◆ EXERCISE OBJECTIVE
Are you able to quote each entry exactly as written?

## Start EXTRACTED ENTRIES

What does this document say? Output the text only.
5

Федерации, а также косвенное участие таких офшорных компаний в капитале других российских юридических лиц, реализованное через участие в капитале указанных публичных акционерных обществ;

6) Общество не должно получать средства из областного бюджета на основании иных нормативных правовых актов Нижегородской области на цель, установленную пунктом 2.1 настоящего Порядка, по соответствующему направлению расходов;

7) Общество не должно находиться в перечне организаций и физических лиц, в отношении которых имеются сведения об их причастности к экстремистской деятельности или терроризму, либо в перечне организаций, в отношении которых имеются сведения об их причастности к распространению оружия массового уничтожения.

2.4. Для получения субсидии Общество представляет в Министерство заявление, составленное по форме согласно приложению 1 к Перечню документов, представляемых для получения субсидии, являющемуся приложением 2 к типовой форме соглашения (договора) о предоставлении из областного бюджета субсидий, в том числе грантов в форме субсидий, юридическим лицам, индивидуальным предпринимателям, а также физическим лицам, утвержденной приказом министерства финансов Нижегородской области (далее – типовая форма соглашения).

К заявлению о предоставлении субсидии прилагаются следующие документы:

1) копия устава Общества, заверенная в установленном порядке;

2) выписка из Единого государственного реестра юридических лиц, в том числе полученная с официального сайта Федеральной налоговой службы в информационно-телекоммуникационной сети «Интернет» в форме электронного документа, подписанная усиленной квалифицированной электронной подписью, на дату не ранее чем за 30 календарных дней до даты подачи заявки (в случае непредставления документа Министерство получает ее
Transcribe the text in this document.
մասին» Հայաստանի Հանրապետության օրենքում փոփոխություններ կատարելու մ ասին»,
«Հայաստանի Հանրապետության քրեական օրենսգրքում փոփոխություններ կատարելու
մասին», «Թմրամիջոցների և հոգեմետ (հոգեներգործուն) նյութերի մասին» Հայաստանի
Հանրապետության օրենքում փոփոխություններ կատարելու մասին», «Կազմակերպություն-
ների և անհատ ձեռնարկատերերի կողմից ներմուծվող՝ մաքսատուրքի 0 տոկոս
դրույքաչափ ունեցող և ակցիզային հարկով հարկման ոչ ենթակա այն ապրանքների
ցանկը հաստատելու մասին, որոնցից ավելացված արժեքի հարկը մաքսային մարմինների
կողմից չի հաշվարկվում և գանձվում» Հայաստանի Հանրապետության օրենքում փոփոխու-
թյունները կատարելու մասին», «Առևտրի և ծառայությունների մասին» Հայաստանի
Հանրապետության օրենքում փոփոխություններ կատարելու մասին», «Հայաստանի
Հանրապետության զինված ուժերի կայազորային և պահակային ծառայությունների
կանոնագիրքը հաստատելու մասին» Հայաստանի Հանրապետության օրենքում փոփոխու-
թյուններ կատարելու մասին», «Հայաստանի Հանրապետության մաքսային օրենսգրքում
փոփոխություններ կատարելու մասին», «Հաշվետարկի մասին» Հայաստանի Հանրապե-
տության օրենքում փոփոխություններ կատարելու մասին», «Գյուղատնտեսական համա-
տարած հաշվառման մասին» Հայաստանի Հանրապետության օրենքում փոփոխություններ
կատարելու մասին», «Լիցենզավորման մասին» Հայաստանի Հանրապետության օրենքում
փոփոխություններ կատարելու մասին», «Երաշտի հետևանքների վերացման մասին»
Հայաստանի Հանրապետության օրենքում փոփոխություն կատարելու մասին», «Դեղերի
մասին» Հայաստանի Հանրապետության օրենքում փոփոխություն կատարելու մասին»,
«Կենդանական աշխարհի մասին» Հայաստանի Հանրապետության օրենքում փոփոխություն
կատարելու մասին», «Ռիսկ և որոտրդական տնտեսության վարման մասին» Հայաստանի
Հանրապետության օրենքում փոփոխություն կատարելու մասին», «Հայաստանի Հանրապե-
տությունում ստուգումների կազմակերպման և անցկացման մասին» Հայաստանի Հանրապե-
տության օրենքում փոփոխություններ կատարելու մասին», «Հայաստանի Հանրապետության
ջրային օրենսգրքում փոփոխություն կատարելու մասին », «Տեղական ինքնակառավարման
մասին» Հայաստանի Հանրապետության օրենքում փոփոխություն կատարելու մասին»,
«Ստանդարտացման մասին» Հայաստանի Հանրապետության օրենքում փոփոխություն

## End EXTRACTED ENTRIES

◆ WRITTEN RESPONSE
What does this document say? Output the text only.
5

Федерации, а также косвенное участие таких офшорных компаний в капитале других российских юридических лиц, реализованное через участие в капитале указанных публичных акционерных обществ;

6) Общество не должно получать средства из областного бюджета на основании иных нормативных правовых актов Нижегородской области на цель, установленную пунктом 2.1 настоящего Порядка, по соответствующему направлению расходов;

7) Общество не должно находиться в перечне организаций и физических лиц, в отношении которых имеются сведения об их причастности к экстремистской деятельности или терроризму, либо в перечне организаций, в отношении которых имеются сведения об их причастности к распространению оружия массового уничтожения.

2.4. Для получения субсидии Общество представляет в Министерство заявление, составленное по форме согласно приложению 1 к Перечню документов, представляемых для получения субсидии, являющемуся приложением 2 к типовой форме соглашения (договора) о предоставлении из областного бюджета субсидий, в том числе грантов в форме субсидий, юридическим лицам, индивидуальным предпринимателям, а также физическим лицам, утвержденной приказом министерства финансов Нижегородской области (далее – типовая форма соглашения).

К заявлению о предоставлении субсидии прилагаются следующие документы:

1) копия устава Общества, заверенная в установленном порядке;

2) выписка из Единого государственного реестра юридических лиц, в том числе полученная с официального сайта Федеральной налоговой службы в информационно-телекоммуникационной сети «Интернет» в форме электронного документа, подписанная усиленной квалифицированной электронной подписью, на дату не ранее чем за 30 календарных дней до даты подачи заявки (в случае непредставления документа Министерство получает ее
Transcribe the text in this document.
մասին» Հայաստանի Հանրապետության օրենքում փոփոխություններ կատարելու մ ասին»,
«Հայաստանի Հանրապետության քրեական օրենսգրքում փոփոխություններ կատարելու
մասին», «Թմրամիջոցների և հոգեմետ (հոգեներգործուն) նյութերի մասին» Հայաստանի
Հանրապետության օրենքում փոփոխություններ կատարելու մասին», «Կազմակերպություն-
ների և անհատ ձեռնարկատերերի կողմից ներմուծվող՝ մաքսատուրքի 0 տոկոս
դրույքաչափ ունեցող և ակցիզային հարկով հարկման ոչ ենթակա այն ապրանքների
ցանկը հաստատելու մասին, որոնցից ավելացված արժեքի հարկը մաքսային մարմինների
կողմից չի հաշվարկվում և գանձվում» Հայաստանի Հանրապետության օրենքում փոփոխու-
թյունները կատարելու մասին», «Առևտրի և ծառայությունների մասին» Հայաստանի
Հանրապետության օրենքում փոփոխություններ կատարելու մասին», «Հայաստանի
Հանրապետության զինված ուժերի կայազորային և պահակային ծառայությունների
կանոնագիրքը հաստատելու մասին» Հայաստանի Հանրապետության օրենքում փոփոխու-
թյուններ կատարելու մասին», «Հայաստանի Հանրապետության մաքսային օրենսգրքում
փոփոխություններ կատարելու մասին», «Հաշվետարկի մասին» Հայաստանի Հանրապե-
տության օրենքում փոփոխություններ կատարելու մասին», «Գյուղատնտեսական համա-
տարած հաշվառման մասին» Հայաստանի Հանրապետության օրենքում փոփոխություններ
կատարելու մասին», «Լիցենզավորման մասին» Հայաստանի Հանրապետության օրենքում
փոփոխություններ կատարելու մասին», «Երաշտի հետևանքների վերացման մասին»
Հայաստանի Հանրապետության օրենքում փոփոխություն կատարելու մասին», «Դեղերի
մասին» Հայաստանի Հանրապետության օրենքում փոփոխություն կատարելու մասին»,
«Կենդանական աշխարհի մասին» Հայաստանի Հանրապետության օրենքում փոփոխություն
կատարելու մասին», «Ռիսկ և որոտրդական տնտեսության վարման մասին» Հայաստանի
Հանրապետության օրենքում փոփոխություն կատարելու մասին», «Հայաստանի Հանրապե-
տությունում ստուգումների կազմակերպման և անցկացման մասին» Հայաստանի Հանրապե-
տության օրենքում փոփոխություններ կատարելու մասին», «Հայաստանի Հանրապետության
ջրային օրենսգրքում փոփոխություն կատարելու մասին », «Տեղական ինքնակառավարման
մասին» Հայաստանի Հանրապետության օրենքում փոփոխություն կատարելու մասին»,
«Ստանդարտացման մասին» Հայաստանի Հանրապետության օրենքում փոփոխություն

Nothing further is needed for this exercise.